-- Start --
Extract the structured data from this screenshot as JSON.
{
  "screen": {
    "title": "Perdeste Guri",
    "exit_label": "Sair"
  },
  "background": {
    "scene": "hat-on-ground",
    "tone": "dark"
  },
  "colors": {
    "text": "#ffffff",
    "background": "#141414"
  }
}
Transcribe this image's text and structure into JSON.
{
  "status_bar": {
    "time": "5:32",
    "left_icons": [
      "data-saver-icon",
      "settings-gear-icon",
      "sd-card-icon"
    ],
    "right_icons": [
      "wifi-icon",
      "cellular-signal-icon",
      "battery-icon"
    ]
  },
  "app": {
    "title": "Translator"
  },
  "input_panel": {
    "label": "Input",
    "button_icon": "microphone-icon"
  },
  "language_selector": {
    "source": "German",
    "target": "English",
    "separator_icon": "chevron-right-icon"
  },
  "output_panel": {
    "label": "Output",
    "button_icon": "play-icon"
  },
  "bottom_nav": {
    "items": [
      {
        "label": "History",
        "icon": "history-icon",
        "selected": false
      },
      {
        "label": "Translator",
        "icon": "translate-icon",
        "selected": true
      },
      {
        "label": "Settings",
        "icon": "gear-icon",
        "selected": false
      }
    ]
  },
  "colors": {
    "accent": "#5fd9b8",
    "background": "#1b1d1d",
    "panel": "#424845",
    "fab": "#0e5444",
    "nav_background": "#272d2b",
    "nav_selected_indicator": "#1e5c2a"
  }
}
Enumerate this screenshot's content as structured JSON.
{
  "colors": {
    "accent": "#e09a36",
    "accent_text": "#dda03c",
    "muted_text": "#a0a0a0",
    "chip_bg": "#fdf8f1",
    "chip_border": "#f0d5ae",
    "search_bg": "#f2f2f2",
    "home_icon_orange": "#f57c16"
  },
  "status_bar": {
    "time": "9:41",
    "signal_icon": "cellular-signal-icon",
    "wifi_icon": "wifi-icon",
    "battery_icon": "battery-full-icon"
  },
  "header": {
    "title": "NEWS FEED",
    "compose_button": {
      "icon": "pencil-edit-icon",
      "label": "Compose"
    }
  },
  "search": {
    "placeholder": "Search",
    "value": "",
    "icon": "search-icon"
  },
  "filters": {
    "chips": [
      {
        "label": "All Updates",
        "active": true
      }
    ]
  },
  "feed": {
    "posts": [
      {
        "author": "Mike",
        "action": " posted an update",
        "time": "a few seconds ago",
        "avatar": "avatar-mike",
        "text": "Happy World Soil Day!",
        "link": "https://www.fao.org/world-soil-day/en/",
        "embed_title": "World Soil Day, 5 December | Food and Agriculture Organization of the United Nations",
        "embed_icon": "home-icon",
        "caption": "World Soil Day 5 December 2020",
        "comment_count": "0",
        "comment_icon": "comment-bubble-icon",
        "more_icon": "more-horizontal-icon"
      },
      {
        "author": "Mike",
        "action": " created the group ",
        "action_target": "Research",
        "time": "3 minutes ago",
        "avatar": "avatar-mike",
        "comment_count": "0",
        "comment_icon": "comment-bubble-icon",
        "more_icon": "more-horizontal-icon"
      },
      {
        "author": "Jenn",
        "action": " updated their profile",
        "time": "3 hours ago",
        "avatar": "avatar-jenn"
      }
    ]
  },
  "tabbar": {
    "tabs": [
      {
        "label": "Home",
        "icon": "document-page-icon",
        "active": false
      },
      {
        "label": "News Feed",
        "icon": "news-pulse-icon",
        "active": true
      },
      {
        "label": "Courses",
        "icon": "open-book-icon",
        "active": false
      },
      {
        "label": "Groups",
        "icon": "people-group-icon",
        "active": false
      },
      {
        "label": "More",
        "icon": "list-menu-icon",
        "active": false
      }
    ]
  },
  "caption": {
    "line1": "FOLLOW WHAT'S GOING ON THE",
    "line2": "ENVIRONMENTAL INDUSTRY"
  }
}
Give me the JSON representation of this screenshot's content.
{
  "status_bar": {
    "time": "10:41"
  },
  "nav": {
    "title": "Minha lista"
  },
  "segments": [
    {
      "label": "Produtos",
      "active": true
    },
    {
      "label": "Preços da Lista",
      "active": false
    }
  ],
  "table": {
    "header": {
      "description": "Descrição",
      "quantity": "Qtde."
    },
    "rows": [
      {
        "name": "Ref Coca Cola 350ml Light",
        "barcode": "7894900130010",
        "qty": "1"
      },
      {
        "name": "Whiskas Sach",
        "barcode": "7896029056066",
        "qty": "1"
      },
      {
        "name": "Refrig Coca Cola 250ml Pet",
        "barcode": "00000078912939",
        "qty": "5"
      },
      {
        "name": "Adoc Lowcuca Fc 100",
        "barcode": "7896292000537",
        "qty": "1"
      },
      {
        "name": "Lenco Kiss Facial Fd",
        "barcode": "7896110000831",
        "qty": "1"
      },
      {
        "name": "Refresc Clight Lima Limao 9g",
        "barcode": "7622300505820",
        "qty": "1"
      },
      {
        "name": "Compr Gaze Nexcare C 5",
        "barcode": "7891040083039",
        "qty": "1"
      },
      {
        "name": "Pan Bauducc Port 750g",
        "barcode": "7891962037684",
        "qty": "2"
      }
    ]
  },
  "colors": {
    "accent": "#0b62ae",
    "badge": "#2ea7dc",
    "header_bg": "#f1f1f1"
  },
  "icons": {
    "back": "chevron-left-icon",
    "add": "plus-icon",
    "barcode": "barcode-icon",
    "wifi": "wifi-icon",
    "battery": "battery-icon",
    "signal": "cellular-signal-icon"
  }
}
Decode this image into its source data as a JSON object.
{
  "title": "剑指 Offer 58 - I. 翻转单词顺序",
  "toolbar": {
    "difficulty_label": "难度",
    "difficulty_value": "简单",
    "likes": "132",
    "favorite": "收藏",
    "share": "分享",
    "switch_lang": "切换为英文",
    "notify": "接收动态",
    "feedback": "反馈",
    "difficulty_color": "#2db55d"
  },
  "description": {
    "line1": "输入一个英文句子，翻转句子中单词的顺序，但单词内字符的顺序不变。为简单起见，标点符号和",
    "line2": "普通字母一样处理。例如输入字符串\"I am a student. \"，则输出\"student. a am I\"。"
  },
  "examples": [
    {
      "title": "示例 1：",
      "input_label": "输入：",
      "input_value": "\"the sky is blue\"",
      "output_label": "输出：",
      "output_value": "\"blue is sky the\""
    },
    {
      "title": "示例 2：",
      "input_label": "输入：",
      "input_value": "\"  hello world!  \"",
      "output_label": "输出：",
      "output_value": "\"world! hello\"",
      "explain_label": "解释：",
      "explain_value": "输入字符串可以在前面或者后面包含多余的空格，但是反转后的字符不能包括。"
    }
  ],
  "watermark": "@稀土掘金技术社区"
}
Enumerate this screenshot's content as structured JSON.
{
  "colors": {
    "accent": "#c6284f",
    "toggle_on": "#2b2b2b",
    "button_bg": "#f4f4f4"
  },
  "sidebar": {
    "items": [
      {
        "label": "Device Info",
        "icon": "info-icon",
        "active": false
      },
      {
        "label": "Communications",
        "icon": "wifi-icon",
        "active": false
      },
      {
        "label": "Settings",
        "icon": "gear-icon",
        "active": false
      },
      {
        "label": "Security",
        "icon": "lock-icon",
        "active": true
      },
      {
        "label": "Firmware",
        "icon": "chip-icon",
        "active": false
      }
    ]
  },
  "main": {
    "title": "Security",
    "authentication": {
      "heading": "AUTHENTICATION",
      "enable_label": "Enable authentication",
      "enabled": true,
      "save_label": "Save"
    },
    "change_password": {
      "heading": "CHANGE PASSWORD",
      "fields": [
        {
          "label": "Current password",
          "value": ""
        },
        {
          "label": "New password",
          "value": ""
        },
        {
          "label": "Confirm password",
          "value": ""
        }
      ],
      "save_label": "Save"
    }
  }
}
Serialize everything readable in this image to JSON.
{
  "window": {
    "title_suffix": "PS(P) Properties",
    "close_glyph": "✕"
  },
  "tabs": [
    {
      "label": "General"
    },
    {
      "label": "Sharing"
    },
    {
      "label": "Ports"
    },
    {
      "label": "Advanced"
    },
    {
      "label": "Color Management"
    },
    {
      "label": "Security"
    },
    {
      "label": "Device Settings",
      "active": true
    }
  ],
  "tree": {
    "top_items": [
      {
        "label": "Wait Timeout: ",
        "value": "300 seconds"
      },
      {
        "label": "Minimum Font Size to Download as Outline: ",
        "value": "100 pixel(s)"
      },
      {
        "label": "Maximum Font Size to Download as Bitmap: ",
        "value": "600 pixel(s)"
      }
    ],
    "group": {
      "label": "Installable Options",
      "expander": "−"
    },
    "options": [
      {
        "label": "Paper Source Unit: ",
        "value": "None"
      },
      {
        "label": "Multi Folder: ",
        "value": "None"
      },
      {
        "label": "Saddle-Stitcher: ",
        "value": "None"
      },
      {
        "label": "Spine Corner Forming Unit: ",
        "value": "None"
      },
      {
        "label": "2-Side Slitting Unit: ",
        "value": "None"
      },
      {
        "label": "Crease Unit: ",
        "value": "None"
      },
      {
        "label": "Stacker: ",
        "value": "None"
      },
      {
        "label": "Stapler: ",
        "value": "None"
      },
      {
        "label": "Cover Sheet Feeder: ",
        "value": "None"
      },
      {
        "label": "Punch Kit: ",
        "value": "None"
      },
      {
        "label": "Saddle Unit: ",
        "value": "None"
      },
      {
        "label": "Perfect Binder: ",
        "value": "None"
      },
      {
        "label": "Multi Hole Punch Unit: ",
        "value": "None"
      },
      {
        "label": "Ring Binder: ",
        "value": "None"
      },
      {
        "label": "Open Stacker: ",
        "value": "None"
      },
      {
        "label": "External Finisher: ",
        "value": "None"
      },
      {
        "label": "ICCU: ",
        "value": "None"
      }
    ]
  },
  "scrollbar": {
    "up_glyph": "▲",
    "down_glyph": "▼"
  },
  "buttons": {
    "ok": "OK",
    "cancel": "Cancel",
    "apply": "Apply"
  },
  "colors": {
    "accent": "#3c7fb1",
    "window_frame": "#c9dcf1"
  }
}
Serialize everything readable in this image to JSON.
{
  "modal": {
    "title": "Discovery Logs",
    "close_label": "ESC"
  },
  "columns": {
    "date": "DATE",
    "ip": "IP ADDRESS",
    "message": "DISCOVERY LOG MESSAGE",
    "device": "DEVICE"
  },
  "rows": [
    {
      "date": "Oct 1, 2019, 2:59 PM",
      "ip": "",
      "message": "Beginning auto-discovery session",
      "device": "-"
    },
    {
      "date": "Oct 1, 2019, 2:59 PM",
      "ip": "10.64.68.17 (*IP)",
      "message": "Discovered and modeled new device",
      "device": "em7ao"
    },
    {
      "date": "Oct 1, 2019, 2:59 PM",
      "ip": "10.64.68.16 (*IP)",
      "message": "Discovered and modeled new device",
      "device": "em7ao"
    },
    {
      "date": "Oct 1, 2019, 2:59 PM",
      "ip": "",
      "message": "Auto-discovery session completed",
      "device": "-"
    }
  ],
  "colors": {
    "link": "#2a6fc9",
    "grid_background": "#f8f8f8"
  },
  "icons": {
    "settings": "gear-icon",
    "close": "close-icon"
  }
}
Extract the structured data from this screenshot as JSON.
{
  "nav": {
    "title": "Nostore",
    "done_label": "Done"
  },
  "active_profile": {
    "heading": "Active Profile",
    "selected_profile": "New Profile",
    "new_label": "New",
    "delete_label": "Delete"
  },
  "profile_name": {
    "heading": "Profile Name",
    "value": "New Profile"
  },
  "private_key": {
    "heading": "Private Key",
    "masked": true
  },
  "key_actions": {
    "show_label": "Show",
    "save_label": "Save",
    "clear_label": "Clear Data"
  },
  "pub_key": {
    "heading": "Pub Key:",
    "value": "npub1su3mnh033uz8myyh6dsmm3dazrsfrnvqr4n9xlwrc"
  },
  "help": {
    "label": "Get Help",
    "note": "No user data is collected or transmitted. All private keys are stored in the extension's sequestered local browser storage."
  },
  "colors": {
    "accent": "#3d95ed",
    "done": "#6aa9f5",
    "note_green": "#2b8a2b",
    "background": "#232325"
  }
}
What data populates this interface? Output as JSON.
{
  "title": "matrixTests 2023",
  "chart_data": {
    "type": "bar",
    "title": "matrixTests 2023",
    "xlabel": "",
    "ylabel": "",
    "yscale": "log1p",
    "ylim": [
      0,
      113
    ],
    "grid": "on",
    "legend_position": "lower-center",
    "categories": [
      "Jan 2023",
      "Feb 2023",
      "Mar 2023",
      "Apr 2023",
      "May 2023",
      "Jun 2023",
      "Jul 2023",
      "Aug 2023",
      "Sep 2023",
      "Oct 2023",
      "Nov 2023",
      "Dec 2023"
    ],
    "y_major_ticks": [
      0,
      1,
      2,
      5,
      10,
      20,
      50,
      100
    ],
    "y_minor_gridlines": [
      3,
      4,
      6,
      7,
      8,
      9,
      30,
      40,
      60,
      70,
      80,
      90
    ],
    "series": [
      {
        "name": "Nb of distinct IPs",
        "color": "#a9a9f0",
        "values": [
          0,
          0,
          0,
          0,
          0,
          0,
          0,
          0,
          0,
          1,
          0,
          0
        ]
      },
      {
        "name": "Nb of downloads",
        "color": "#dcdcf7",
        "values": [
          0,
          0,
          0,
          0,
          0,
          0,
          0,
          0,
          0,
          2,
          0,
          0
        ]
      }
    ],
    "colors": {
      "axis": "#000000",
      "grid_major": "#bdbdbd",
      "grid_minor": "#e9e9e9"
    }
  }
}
-- End --
• **TASK BRIEF**
Using the entries above, find all lines with "this". Copy them.

• **PROBLEM SOLUTION**
Extract the structured data from this screenshot as JSON.
Transcribe this image's text and structure into JSON.
Enumerate this screenshot's content as structured JSON.
Give me the JSON representation of this screenshot's content.
Decode this image into its source data as a JSON object.
Enumerate this screenshot's content as structured JSON.
Serialize everything readable in this image to JSON.
Serialize everything readable in this image to JSON.
Extract the structured data from this screenshot as JSON.
What data populates this interface? Output as JSON.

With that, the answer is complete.